• Provided records
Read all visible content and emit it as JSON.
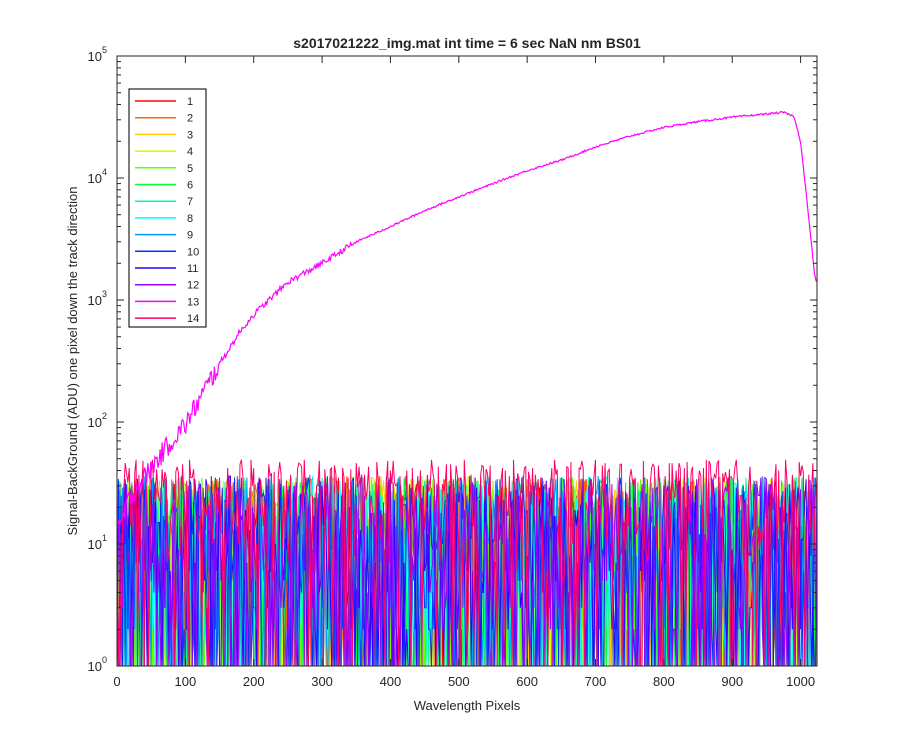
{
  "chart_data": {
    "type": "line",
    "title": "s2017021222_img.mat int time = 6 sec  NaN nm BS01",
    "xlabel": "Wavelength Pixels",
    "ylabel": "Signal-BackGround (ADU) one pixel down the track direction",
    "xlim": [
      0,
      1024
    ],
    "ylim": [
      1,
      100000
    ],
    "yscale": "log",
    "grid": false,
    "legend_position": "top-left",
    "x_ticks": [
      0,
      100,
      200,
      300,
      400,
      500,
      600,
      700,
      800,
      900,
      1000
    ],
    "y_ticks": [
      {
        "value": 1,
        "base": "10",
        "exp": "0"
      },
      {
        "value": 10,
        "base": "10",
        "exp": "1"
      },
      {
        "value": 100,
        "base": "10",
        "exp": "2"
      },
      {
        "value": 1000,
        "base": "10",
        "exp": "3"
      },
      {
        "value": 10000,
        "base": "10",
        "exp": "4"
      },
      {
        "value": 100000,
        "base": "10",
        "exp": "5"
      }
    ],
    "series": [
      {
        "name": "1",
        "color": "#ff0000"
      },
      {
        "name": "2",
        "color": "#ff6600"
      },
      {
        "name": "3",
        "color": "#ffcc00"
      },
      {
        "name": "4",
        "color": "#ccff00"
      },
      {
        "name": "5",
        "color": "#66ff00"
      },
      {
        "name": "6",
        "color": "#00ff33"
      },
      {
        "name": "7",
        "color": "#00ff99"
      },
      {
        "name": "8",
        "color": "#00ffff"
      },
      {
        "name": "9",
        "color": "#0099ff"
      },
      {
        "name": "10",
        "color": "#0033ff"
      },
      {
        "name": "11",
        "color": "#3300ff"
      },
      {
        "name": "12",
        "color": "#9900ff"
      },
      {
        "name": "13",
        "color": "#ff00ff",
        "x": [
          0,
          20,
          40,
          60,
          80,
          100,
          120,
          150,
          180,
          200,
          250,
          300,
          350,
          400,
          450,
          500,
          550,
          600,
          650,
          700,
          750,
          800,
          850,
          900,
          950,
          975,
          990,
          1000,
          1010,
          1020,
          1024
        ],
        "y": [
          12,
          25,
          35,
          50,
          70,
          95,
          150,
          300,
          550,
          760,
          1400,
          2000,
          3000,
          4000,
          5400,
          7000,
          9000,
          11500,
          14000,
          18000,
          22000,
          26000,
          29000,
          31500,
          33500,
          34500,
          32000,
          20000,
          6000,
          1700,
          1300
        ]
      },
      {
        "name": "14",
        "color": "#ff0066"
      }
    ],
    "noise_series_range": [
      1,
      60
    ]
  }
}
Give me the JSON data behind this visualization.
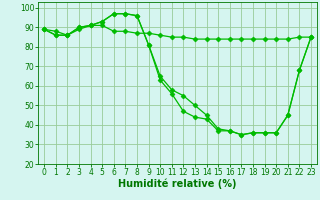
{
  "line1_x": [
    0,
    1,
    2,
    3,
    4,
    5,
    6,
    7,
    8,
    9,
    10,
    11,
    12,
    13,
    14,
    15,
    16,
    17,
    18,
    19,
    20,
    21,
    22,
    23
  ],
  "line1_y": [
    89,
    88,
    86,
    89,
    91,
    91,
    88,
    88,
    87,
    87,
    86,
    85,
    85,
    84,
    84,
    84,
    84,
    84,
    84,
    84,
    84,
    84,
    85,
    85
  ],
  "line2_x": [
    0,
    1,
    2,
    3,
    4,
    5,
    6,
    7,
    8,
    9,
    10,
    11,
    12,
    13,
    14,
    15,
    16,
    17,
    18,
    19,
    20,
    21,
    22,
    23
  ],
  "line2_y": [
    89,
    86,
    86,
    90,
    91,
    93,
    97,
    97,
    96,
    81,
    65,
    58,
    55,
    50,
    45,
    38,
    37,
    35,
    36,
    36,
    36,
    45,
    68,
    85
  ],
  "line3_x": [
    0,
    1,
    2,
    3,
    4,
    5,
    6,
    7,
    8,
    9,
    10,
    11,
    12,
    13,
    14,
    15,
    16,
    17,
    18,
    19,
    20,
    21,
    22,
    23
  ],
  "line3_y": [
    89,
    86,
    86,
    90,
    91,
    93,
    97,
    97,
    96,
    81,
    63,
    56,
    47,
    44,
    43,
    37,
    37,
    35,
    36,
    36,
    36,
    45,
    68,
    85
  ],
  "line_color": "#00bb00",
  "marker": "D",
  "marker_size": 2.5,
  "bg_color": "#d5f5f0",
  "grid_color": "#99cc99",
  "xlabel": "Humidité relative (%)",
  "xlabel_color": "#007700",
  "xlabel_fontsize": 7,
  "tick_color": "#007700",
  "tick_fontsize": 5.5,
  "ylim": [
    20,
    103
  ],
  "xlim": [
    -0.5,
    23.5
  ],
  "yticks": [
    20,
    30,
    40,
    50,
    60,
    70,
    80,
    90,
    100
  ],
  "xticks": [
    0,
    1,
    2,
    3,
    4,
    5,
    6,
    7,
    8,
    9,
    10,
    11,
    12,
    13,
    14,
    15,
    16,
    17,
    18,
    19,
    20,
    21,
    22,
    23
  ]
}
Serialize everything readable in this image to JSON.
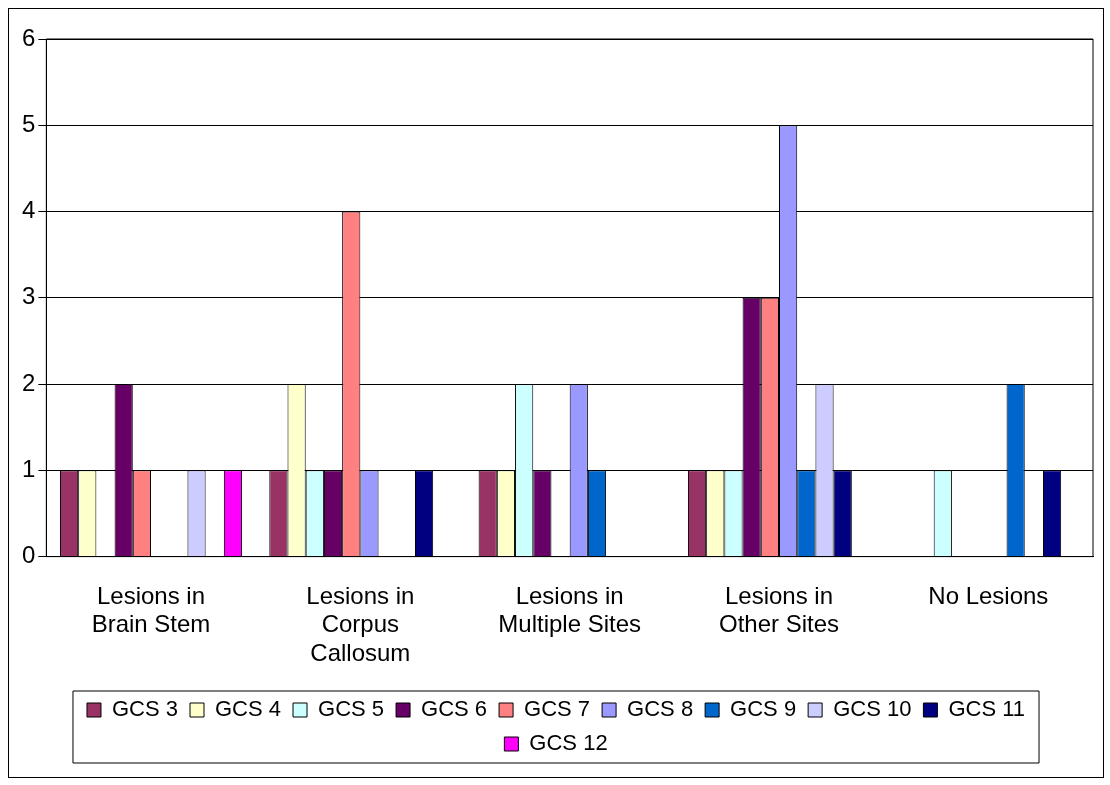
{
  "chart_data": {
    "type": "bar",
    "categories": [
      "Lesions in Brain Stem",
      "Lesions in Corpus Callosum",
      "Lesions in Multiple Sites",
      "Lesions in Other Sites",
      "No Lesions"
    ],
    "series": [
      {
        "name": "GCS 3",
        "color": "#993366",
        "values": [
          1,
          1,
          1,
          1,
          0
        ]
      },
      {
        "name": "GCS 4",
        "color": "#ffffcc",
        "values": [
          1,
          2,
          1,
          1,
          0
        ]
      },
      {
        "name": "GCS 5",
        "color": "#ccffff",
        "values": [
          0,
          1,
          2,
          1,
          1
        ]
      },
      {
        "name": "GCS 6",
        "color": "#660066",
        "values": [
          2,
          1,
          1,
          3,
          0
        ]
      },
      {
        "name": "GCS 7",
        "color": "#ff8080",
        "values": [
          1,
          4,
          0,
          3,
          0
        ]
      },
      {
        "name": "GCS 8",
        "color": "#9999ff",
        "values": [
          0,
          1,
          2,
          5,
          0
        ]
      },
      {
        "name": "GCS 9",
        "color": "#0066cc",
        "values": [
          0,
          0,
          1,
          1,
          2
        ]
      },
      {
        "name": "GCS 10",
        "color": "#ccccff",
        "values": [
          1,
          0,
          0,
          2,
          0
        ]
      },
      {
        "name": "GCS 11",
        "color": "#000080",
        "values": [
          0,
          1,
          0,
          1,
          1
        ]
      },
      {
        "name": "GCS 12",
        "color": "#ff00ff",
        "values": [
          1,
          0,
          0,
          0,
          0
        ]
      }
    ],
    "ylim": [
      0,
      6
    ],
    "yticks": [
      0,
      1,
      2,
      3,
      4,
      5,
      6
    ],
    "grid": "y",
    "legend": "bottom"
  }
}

• Problem details
Set the listing down in full and exactly. Pictures within it should not appear in the copy.

• Result for this exercise
Read all visible content and emit it as JSON.
{
  "chart_data": {
    "type": "line",
    "title": "s2017021222_img.mat int time = 6 sec  NaN nm BS01",
    "xlabel": "Wavelength Pixels",
    "ylabel": "Signal-BackGround (ADU) one pixel down the track direction",
    "xlim": [
      0,
      1024
    ],
    "ylim": [
      1,
      100000
    ],
    "yscale": "log",
    "grid": false,
    "legend_position": "top-left",
    "x_ticks": [
      0,
      100,
      200,
      300,
      400,
      500,
      600,
      700,
      800,
      900,
      1000
    ],
    "y_ticks": [
      {
        "value": 1,
        "base": "10",
        "exp": "0"
      },
      {
        "value": 10,
        "base": "10",
        "exp": "1"
      },
      {
        "value": 100,
        "base": "10",
        "exp": "2"
      },
      {
        "value": 1000,
        "base": "10",
        "exp": "3"
      },
      {
        "value": 10000,
        "base": "10",
        "exp": "4"
      },
      {
        "value": 100000,
        "base": "10",
        "exp": "5"
      }
    ],
    "series": [
      {
        "name": "1",
        "color": "#ff0000"
      },
      {
        "name": "2",
        "color": "#ff6600"
      },
      {
        "name": "3",
        "color": "#ffcc00"
      },
      {
        "name": "4",
        "color": "#ccff00"
      },
      {
        "name": "5",
        "color": "#66ff00"
      },
      {
        "name": "6",
        "color": "#00ff33"
      },
      {
        "name": "7",
        "color": "#00ff99"
      },
      {
        "name": "8",
        "color": "#00ffff"
      },
      {
        "name": "9",
        "color": "#0099ff"
      },
      {
        "name": "10",
        "color": "#0033ff"
      },
      {
        "name": "11",
        "color": "#3300ff"
      },
      {
        "name": "12",
        "color": "#9900ff"
      },
      {
        "name": "13",
        "color": "#ff00ff",
        "x": [
          0,
          20,
          40,
          60,
          80,
          100,
          120,
          150,
          180,
          200,
          250,
          300,
          350,
          400,
          450,
          500,
          550,
          600,
          650,
          700,
          750,
          800,
          850,
          900,
          950,
          975,
          990,
          1000,
          1010,
          1020,
          1024
        ],
        "y": [
          12,
          25,
          35,
          50,
          70,
          95,
          150,
          300,
          550,
          760,
          1400,
          2000,
          3000,
          4000,
          5400,
          7000,
          9000,
          11500,
          14000,
          18000,
          22000,
          26000,
          29000,
          31500,
          33500,
          34500,
          32000,
          20000,
          6000,
          1700,
          1300
        ]
      },
      {
        "name": "14",
        "color": "#ff0066"
      }
    ],
    "noise_series_range": [
      1,
      60
    ]
  }
}
Give me the JSON data behind this visualization.
{
  "line1_x": [
    0,
    1,
    2,
    3,
    4,
    5,
    6,
    7,
    8,
    9,
    10,
    11,
    12,
    13,
    14,
    15,
    16,
    17,
    18,
    19,
    20,
    21,
    22,
    23
  ],
  "line1_y": [
    89,
    88,
    86,
    89,
    91,
    91,
    88,
    88,
    87,
    87,
    86,
    85,
    85,
    84,
    84,
    84,
    84,
    84,
    84,
    84,
    84,
    84,
    85,
    85
  ],
  "line2_x": [
    0,
    1,
    2,
    3,
    4,
    5,
    6,
    7,
    8,
    9,
    10,
    11,
    12,
    13,
    14,
    15,
    16,
    17,
    18,
    19,
    20,
    21,
    22,
    23
  ],
  "line2_y": [
    89,
    86,
    86,
    90,
    91,
    93,
    97,
    97,
    96,
    81,
    65,
    58,
    55,
    50,
    45,
    38,
    37,
    35,
    36,
    36,
    36,
    45,
    68,
    85
  ],
  "line3_x": [
    0,
    1,
    2,
    3,
    4,
    5,
    6,
    7,
    8,
    9,
    10,
    11,
    12,
    13,
    14,
    15,
    16,
    17,
    18,
    19,
    20,
    21,
    22,
    23
  ],
  "line3_y": [
    89,
    86,
    86,
    90,
    91,
    93,
    97,
    97,
    96,
    81,
    63,
    56,
    47,
    44,
    43,
    37,
    37,
    35,
    36,
    36,
    36,
    45,
    68,
    85
  ],
  "line_color": "#00bb00",
  "marker": "D",
  "marker_size": 2.5,
  "bg_color": "#d5f5f0",
  "grid_color": "#99cc99",
  "xlabel": "Humidité relative (%)",
  "xlabel_color": "#007700",
  "xlabel_fontsize": 7,
  "tick_color": "#007700",
  "tick_fontsize": 5.5,
  "ylim": [
    20,
    103
  ],
  "xlim": [
    -0.5,
    23.5
  ],
  "yticks": [
    20,
    30,
    40,
    50,
    60,
    70,
    80,
    90,
    100
  ],
  "xticks": [
    0,
    1,
    2,
    3,
    4,
    5,
    6,
    7,
    8,
    9,
    10,
    11,
    12,
    13,
    14,
    15,
    16,
    17,
    18,
    19,
    20,
    21,
    22,
    23
  ]
}
Serialize everything readable in this image to JSON.
{
  "chart_data": {
    "type": "bar",
    "categories": [
      "Lesions in Brain Stem",
      "Lesions in Corpus Callosum",
      "Lesions in Multiple Sites",
      "Lesions in Other Sites",
      "No Lesions"
    ],
    "series": [
      {
        "name": "GCS 3",
        "color": "#993366",
        "values": [
          1,
          1,
          1,
          1,
          0
        ]
      },
      {
        "name": "GCS 4",
        "color": "#ffffcc",
        "values": [
          1,
          2,
          1,
          1,
          0
        ]
      },
      {
        "name": "GCS 5",
        "color": "#ccffff",
        "values": [
          0,
          1,
          2,
          1,
          1
        ]
      },
      {
        "name": "GCS 6",
        "color": "#660066",
        "values": [
          2,
          1,
          1,
          3,
          0
        ]
      },
      {
        "name": "GCS 7",
        "color": "#ff8080",
        "values": [
          1,
          4,
          0,
          3,
          0
        ]
      },
      {
        "name": "GCS 8",
        "color": "#9999ff",
        "values": [
          0,
          1,
          2,
          5,
          0
        ]
      },
      {
        "name": "GCS 9",
        "color": "#0066cc",
        "values": [
          0,
          0,
          1,
          1,
          2
        ]
      },
      {
        "name": "GCS 10",
        "color": "#ccccff",
        "values": [
          1,
          0,
          0,
          2,
          0
        ]
      },
      {
        "name": "GCS 11",
        "color": "#000080",
        "values": [
          0,
          1,
          0,
          1,
          1
        ]
      },
      {
        "name": "GCS 12",
        "color": "#ff00ff",
        "values": [
          1,
          0,
          0,
          0,
          0
        ]
      }
    ],
    "ylim": [
      0,
      6
    ],
    "yticks": [
      0,
      1,
      2,
      3,
      4,
      5,
      6
    ],
    "grid": "y",
    "legend": "bottom"
  }
}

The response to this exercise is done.